***** Record extracts *****
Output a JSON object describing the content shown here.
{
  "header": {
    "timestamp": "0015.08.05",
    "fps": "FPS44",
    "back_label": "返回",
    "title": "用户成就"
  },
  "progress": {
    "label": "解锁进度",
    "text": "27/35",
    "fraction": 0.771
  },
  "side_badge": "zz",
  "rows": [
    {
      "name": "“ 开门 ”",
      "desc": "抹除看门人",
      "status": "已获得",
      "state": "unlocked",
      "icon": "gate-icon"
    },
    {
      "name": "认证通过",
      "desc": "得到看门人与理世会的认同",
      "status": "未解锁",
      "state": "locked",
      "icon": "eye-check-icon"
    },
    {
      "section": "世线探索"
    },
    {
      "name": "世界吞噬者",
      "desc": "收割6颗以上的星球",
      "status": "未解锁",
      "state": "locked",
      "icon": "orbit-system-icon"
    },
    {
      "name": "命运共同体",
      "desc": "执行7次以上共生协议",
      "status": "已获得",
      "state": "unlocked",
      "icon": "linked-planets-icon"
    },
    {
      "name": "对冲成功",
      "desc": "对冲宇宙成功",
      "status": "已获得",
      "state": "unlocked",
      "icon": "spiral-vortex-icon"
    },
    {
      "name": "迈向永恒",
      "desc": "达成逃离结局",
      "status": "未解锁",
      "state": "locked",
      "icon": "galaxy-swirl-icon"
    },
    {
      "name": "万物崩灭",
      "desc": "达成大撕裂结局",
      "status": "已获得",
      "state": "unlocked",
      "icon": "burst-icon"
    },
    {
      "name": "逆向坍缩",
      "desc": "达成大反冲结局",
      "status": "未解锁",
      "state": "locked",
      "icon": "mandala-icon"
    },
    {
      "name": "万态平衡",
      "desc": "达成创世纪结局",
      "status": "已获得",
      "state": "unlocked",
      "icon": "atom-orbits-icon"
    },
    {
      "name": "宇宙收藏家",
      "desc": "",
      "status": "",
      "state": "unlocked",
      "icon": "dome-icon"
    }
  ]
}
*****
***** Record extracts *****
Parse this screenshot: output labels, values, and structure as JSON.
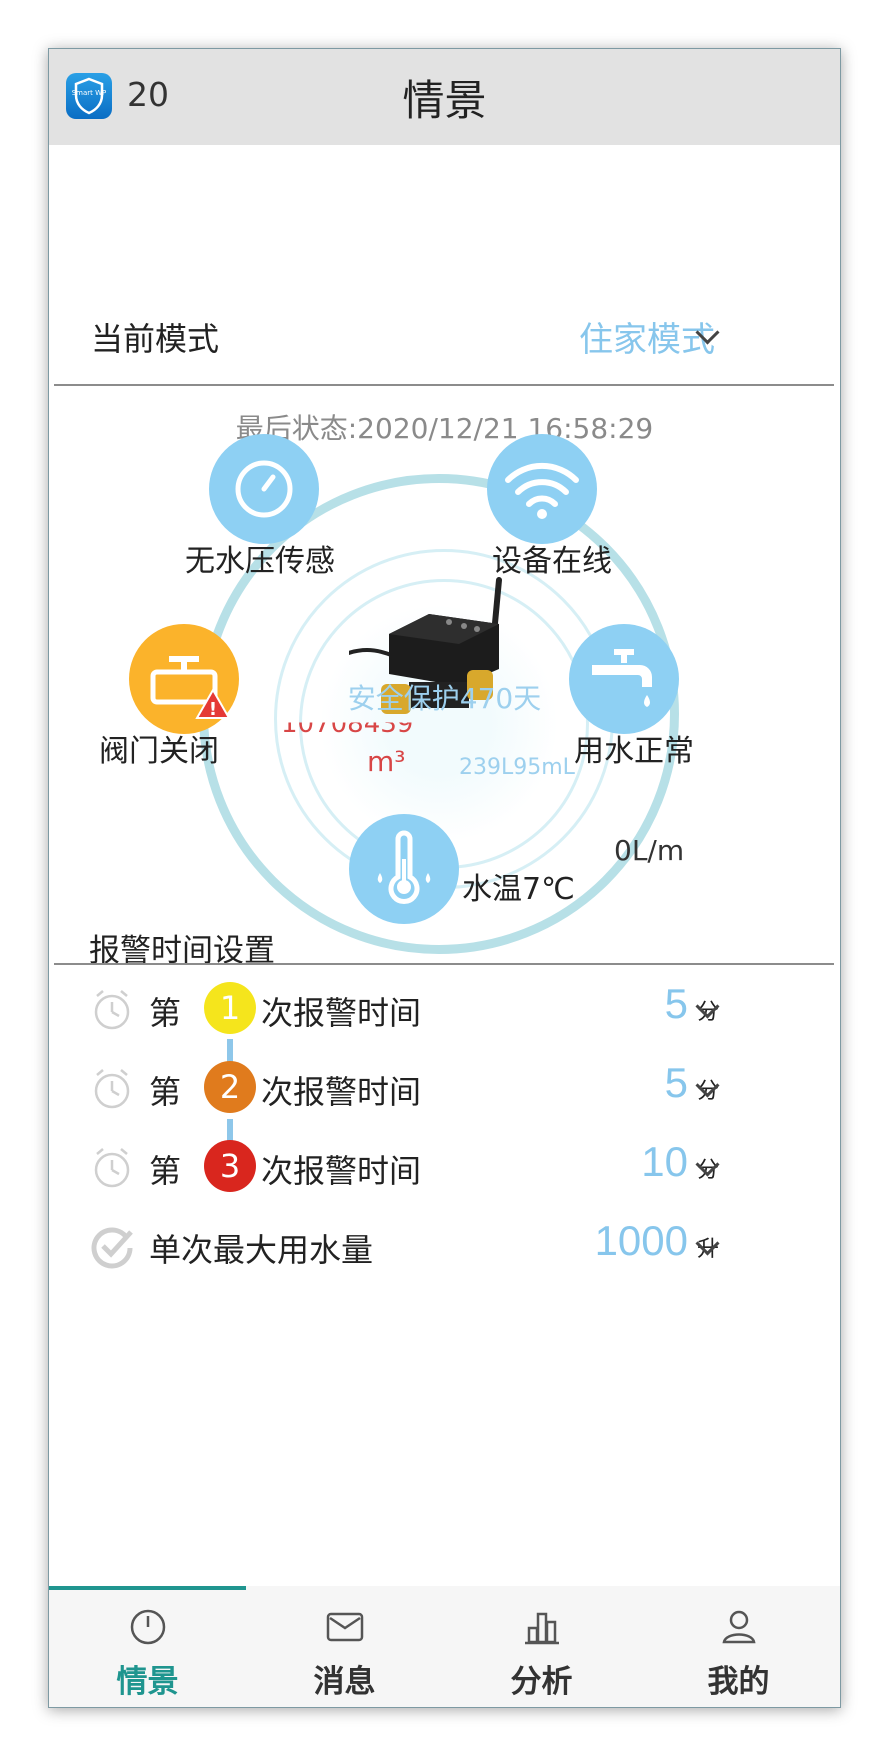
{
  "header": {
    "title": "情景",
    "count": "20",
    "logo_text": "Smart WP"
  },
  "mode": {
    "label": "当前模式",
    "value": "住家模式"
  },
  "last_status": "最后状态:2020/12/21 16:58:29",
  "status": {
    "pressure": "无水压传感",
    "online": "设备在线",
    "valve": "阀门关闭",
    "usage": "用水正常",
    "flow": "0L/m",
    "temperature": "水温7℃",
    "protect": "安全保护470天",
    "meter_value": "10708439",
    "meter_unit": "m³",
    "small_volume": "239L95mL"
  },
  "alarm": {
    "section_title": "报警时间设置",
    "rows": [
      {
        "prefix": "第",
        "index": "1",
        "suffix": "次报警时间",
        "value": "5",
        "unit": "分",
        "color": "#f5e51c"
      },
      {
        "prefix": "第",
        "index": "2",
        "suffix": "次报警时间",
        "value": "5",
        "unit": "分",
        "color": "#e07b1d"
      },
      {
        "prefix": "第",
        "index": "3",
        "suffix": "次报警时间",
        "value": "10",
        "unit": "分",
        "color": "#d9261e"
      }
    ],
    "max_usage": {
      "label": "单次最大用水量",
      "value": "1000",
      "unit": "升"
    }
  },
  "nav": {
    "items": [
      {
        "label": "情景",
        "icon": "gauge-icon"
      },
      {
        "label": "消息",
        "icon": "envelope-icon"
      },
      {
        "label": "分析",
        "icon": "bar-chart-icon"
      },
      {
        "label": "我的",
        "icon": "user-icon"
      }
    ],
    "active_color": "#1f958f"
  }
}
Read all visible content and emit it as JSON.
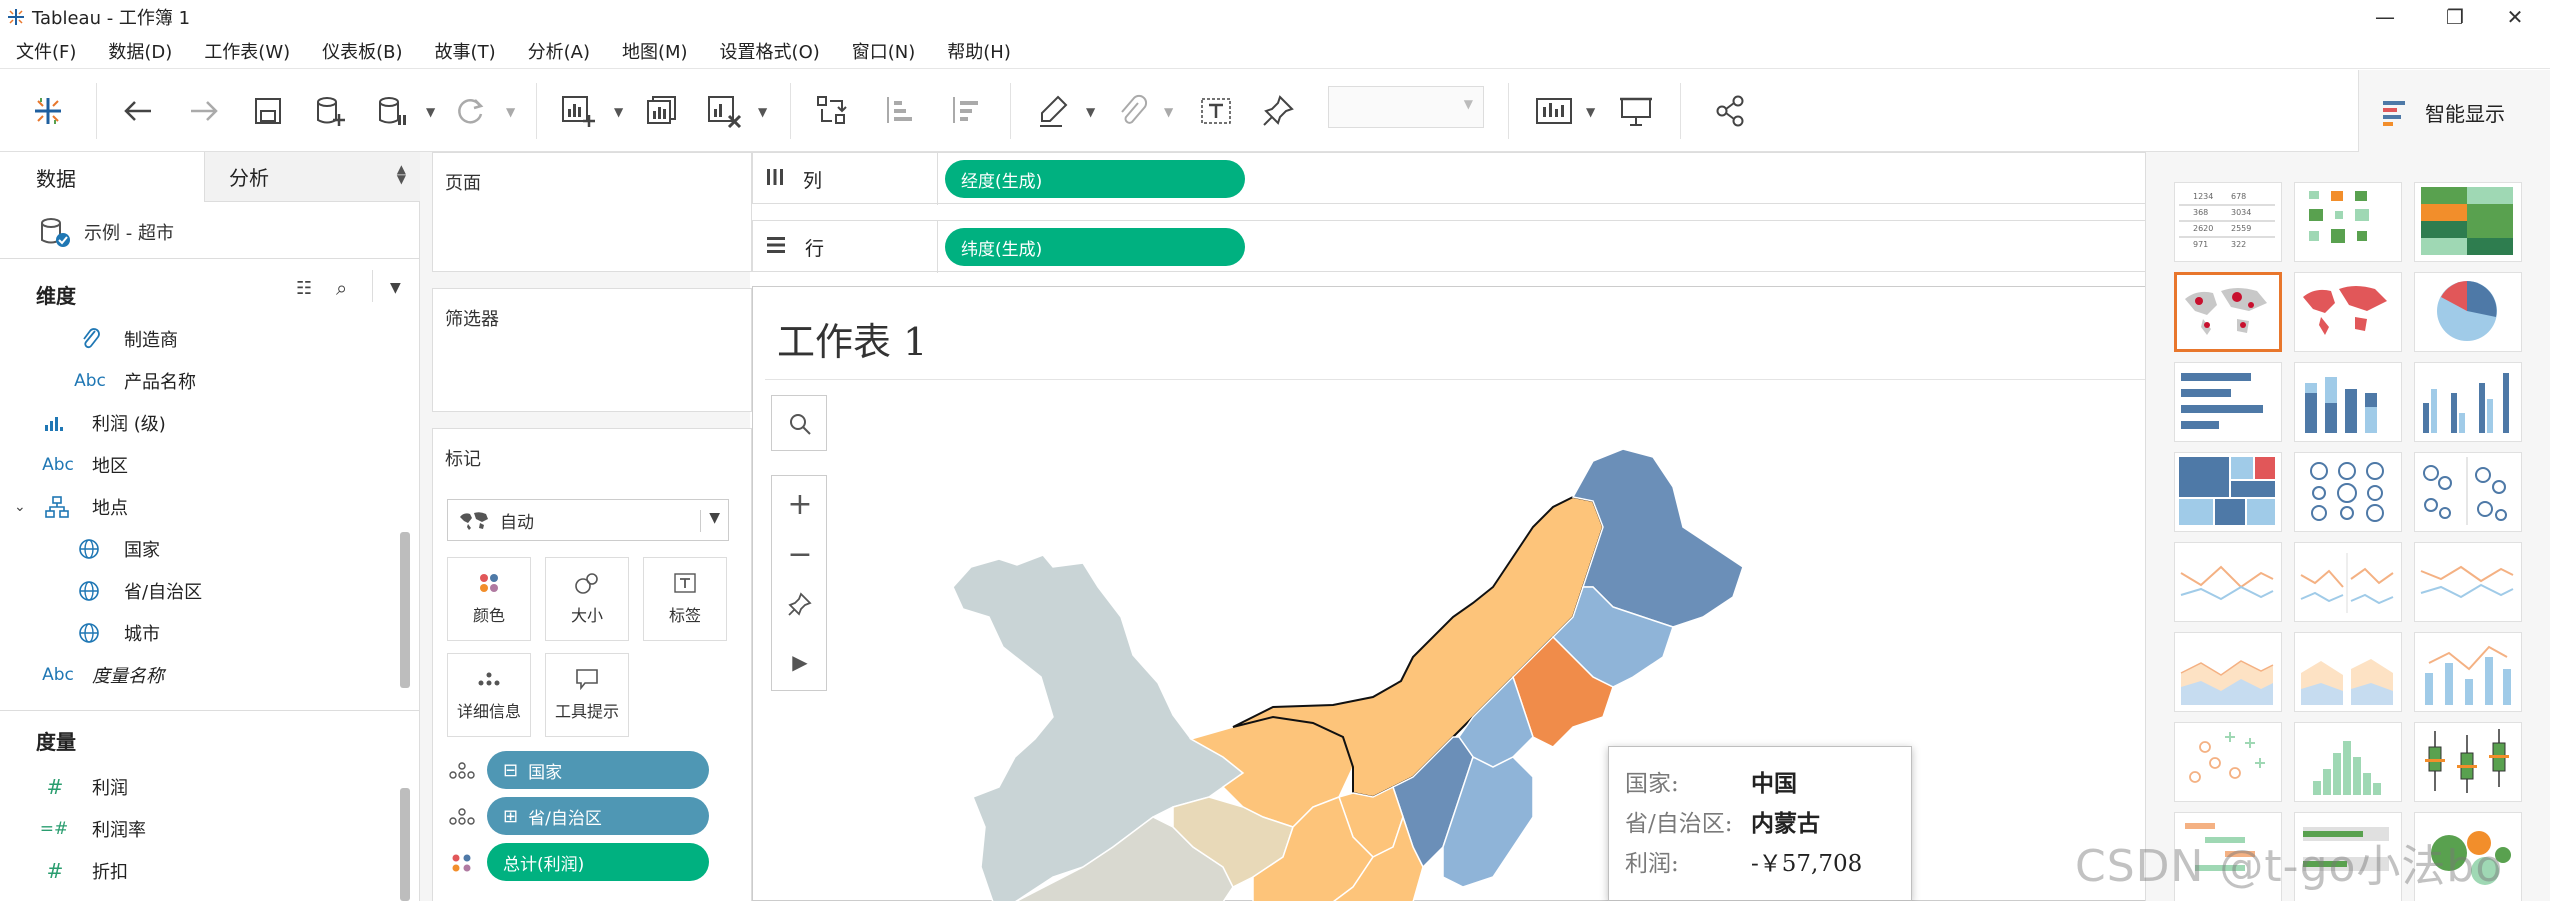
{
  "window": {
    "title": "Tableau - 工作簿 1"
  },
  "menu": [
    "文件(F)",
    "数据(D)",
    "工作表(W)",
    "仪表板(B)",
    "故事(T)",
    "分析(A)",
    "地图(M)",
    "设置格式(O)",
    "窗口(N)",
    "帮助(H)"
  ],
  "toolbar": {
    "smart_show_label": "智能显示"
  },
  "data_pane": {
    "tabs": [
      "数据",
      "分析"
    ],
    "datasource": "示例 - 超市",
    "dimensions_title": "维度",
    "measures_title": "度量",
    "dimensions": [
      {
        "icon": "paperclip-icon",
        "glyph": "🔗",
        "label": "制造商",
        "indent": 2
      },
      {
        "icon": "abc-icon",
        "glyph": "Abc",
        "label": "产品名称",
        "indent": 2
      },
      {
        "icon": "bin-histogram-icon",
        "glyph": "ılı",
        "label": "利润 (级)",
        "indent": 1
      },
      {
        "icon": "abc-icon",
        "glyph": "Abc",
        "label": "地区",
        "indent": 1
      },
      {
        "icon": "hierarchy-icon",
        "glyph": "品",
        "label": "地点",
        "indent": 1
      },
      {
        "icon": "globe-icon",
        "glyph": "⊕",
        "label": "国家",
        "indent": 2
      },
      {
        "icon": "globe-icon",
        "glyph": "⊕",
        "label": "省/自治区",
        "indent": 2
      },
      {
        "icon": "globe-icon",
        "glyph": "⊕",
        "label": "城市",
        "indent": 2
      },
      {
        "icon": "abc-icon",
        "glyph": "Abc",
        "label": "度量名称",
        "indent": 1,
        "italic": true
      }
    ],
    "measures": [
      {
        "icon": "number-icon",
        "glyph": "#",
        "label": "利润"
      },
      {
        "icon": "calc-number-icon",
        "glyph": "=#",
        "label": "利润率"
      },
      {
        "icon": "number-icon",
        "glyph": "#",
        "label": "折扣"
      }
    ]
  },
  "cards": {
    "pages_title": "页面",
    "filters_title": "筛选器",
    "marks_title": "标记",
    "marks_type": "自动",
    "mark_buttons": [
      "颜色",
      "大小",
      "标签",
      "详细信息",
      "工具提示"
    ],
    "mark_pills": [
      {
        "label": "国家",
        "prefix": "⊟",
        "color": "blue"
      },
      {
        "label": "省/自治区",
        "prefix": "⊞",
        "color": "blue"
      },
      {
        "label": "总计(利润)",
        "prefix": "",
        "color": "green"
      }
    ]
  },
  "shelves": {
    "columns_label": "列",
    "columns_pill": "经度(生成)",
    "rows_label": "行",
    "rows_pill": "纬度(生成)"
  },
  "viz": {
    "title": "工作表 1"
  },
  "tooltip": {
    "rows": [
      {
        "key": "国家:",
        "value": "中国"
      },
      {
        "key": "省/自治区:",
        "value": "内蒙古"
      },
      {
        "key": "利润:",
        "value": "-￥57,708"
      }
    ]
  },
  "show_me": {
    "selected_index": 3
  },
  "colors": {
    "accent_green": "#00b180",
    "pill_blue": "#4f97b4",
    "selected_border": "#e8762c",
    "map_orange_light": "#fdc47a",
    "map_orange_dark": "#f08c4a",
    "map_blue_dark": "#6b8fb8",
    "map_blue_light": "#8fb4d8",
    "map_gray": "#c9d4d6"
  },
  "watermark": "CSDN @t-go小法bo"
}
*****
Report each line in the data that holds the word "JSON".

Task result >>
Output a JSON object describing the content shown here.
Parse this screenshot: output labels, values, and structure as JSON.
Read all visible content and emit it as JSON.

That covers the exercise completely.